EXERCISE
Beneath this sentence is a set of records; write each of them out exactly.

RECORDS SUPPLIED

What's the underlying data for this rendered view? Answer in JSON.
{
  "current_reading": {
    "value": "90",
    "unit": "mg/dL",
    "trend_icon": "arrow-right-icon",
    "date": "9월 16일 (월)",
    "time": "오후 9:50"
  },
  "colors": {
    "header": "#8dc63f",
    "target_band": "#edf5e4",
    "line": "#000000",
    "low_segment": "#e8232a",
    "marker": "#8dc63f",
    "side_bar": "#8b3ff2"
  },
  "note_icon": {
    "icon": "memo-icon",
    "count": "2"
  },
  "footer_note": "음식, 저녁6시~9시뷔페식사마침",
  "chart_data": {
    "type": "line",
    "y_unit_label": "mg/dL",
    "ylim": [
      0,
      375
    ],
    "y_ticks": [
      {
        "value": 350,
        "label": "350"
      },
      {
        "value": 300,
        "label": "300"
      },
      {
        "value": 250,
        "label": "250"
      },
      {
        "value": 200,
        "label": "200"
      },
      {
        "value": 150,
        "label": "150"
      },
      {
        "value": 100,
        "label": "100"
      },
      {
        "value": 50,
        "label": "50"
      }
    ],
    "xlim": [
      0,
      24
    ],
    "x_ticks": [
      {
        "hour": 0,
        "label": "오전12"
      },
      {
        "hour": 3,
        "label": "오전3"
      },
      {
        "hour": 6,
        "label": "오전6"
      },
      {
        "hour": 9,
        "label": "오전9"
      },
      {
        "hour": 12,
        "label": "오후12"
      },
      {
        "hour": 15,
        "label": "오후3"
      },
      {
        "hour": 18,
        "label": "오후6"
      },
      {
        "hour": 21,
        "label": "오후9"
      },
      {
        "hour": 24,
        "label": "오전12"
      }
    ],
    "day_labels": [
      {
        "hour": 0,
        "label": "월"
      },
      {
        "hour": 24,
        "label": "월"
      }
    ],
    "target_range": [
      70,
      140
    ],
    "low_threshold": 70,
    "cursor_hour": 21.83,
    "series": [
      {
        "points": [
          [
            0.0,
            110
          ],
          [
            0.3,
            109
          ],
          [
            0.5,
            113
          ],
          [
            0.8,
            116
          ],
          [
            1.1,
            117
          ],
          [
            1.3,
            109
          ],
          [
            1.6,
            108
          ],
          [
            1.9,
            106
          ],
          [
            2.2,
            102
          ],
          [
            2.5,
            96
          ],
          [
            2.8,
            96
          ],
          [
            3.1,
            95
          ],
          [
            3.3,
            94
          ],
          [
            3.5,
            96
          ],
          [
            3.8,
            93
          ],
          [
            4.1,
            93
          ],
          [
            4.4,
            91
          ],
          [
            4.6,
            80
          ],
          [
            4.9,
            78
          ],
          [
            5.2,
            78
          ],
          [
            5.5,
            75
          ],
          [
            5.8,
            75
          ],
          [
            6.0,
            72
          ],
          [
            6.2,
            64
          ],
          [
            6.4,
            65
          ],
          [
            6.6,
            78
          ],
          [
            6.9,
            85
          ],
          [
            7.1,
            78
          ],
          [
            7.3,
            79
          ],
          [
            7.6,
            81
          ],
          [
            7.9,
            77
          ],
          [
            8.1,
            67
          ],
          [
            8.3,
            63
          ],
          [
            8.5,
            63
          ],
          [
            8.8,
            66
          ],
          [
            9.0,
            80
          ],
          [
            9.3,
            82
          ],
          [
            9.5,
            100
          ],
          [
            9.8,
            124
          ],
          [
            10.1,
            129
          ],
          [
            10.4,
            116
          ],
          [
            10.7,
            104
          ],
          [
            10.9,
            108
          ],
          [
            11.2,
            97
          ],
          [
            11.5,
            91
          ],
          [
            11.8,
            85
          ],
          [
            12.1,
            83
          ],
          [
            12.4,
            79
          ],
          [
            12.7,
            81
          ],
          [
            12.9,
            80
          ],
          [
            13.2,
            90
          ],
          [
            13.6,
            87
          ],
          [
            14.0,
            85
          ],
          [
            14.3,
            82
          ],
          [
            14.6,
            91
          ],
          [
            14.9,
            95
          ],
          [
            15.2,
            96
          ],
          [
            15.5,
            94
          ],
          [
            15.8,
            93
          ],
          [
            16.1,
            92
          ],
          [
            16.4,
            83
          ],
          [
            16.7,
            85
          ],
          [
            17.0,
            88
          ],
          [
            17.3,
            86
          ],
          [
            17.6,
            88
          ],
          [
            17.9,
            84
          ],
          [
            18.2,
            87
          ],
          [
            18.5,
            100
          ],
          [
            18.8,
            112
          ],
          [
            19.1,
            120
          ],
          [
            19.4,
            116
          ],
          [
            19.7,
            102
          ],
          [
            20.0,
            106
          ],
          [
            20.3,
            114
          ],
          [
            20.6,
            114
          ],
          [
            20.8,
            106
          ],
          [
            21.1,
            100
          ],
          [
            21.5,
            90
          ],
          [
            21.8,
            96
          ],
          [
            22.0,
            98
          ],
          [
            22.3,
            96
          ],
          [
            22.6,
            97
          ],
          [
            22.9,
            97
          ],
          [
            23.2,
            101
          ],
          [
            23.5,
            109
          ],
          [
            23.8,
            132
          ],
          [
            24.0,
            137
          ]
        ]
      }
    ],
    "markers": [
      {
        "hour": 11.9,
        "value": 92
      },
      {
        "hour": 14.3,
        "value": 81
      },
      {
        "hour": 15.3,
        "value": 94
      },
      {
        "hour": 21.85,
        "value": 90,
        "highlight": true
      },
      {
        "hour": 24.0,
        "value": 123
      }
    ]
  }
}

SOLUTION FOR THIS PROBLEM
What's the underlying data for this rendered view? Answer in JSON.
{
  "current_reading": {
    "value": "90",
    "unit": "mg/dL",
    "trend_icon": "arrow-right-icon",
    "date": "9월 16일 (월)",
    "time": "오후 9:50"
  },
  "colors": {
    "header": "#8dc63f",
    "target_band": "#edf5e4",
    "line": "#000000",
    "low_segment": "#e8232a",
    "marker": "#8dc63f",
    "side_bar": "#8b3ff2"
  },
  "note_icon": {
    "icon": "memo-icon",
    "count": "2"
  },
  "footer_note": "음식, 저녁6시~9시뷔페식사마침",
  "chart_data": {
    "type": "line",
    "y_unit_label": "mg/dL",
    "ylim": [
      0,
      375
    ],
    "y_ticks": [
      {
        "value": 350,
        "label": "350"
      },
      {
        "value": 300,
        "label": "300"
      },
      {
        "value": 250,
        "label": "250"
      },
      {
        "value": 200,
        "label": "200"
      },
      {
        "value": 150,
        "label": "150"
      },
      {
        "value": 100,
        "label": "100"
      },
      {
        "value": 50,
        "label": "50"
      }
    ],
    "xlim": [
      0,
      24
    ],
    "x_ticks": [
      {
        "hour": 0,
        "label": "오전12"
      },
      {
        "hour": 3,
        "label": "오전3"
      },
      {
        "hour": 6,
        "label": "오전6"
      },
      {
        "hour": 9,
        "label": "오전9"
      },
      {
        "hour": 12,
        "label": "오후12"
      },
      {
        "hour": 15,
        "label": "오후3"
      },
      {
        "hour": 18,
        "label": "오후6"
      },
      {
        "hour": 21,
        "label": "오후9"
      },
      {
        "hour": 24,
        "label": "오전12"
      }
    ],
    "day_labels": [
      {
        "hour": 0,
        "label": "월"
      },
      {
        "hour": 24,
        "label": "월"
      }
    ],
    "target_range": [
      70,
      140
    ],
    "low_threshold": 70,
    "cursor_hour": 21.83,
    "series": [
      {
        "points": [
          [
            0.0,
            110
          ],
          [
            0.3,
            109
          ],
          [
            0.5,
            113
          ],
          [
            0.8,
            116
          ],
          [
            1.1,
            117
          ],
          [
            1.3,
            109
          ],
          [
            1.6,
            108
          ],
          [
            1.9,
            106
          ],
          [
            2.2,
            102
          ],
          [
            2.5,
            96
          ],
          [
            2.8,
            96
          ],
          [
            3.1,
            95
          ],
          [
            3.3,
            94
          ],
          [
            3.5,
            96
          ],
          [
            3.8,
            93
          ],
          [
            4.1,
            93
          ],
          [
            4.4,
            91
          ],
          [
            4.6,
            80
          ],
          [
            4.9,
            78
          ],
          [
            5.2,
            78
          ],
          [
            5.5,
            75
          ],
          [
            5.8,
            75
          ],
          [
            6.0,
            72
          ],
          [
            6.2,
            64
          ],
          [
            6.4,
            65
          ],
          [
            6.6,
            78
          ],
          [
            6.9,
            85
          ],
          [
            7.1,
            78
          ],
          [
            7.3,
            79
          ],
          [
            7.6,
            81
          ],
          [
            7.9,
            77
          ],
          [
            8.1,
            67
          ],
          [
            8.3,
            63
          ],
          [
            8.5,
            63
          ],
          [
            8.8,
            66
          ],
          [
            9.0,
            80
          ],
          [
            9.3,
            82
          ],
          [
            9.5,
            100
          ],
          [
            9.8,
            124
          ],
          [
            10.1,
            129
          ],
          [
            10.4,
            116
          ],
          [
            10.7,
            104
          ],
          [
            10.9,
            108
          ],
          [
            11.2,
            97
          ],
          [
            11.5,
            91
          ],
          [
            11.8,
            85
          ],
          [
            12.1,
            83
          ],
          [
            12.4,
            79
          ],
          [
            12.7,
            81
          ],
          [
            12.9,
            80
          ],
          [
            13.2,
            90
          ],
          [
            13.6,
            87
          ],
          [
            14.0,
            85
          ],
          [
            14.3,
            82
          ],
          [
            14.6,
            91
          ],
          [
            14.9,
            95
          ],
          [
            15.2,
            96
          ],
          [
            15.5,
            94
          ],
          [
            15.8,
            93
          ],
          [
            16.1,
            92
          ],
          [
            16.4,
            83
          ],
          [
            16.7,
            85
          ],
          [
            17.0,
            88
          ],
          [
            17.3,
            86
          ],
          [
            17.6,
            88
          ],
          [
            17.9,
            84
          ],
          [
            18.2,
            87
          ],
          [
            18.5,
            100
          ],
          [
            18.8,
            112
          ],
          [
            19.1,
            120
          ],
          [
            19.4,
            116
          ],
          [
            19.7,
            102
          ],
          [
            20.0,
            106
          ],
          [
            20.3,
            114
          ],
          [
            20.6,
            114
          ],
          [
            20.8,
            106
          ],
          [
            21.1,
            100
          ],
          [
            21.5,
            90
          ],
          [
            21.8,
            96
          ],
          [
            22.0,
            98
          ],
          [
            22.3,
            96
          ],
          [
            22.6,
            97
          ],
          [
            22.9,
            97
          ],
          [
            23.2,
            101
          ],
          [
            23.5,
            109
          ],
          [
            23.8,
            132
          ],
          [
            24.0,
            137
          ]
        ]
      }
    ],
    "markers": [
      {
        "hour": 11.9,
        "value": 92
      },
      {
        "hour": 14.3,
        "value": 81
      },
      {
        "hour": 15.3,
        "value": 94
      },
      {
        "hour": 21.85,
        "value": 90,
        "highlight": true
      },
      {
        "hour": 24.0,
        "value": 123
      }
    ]
  }
}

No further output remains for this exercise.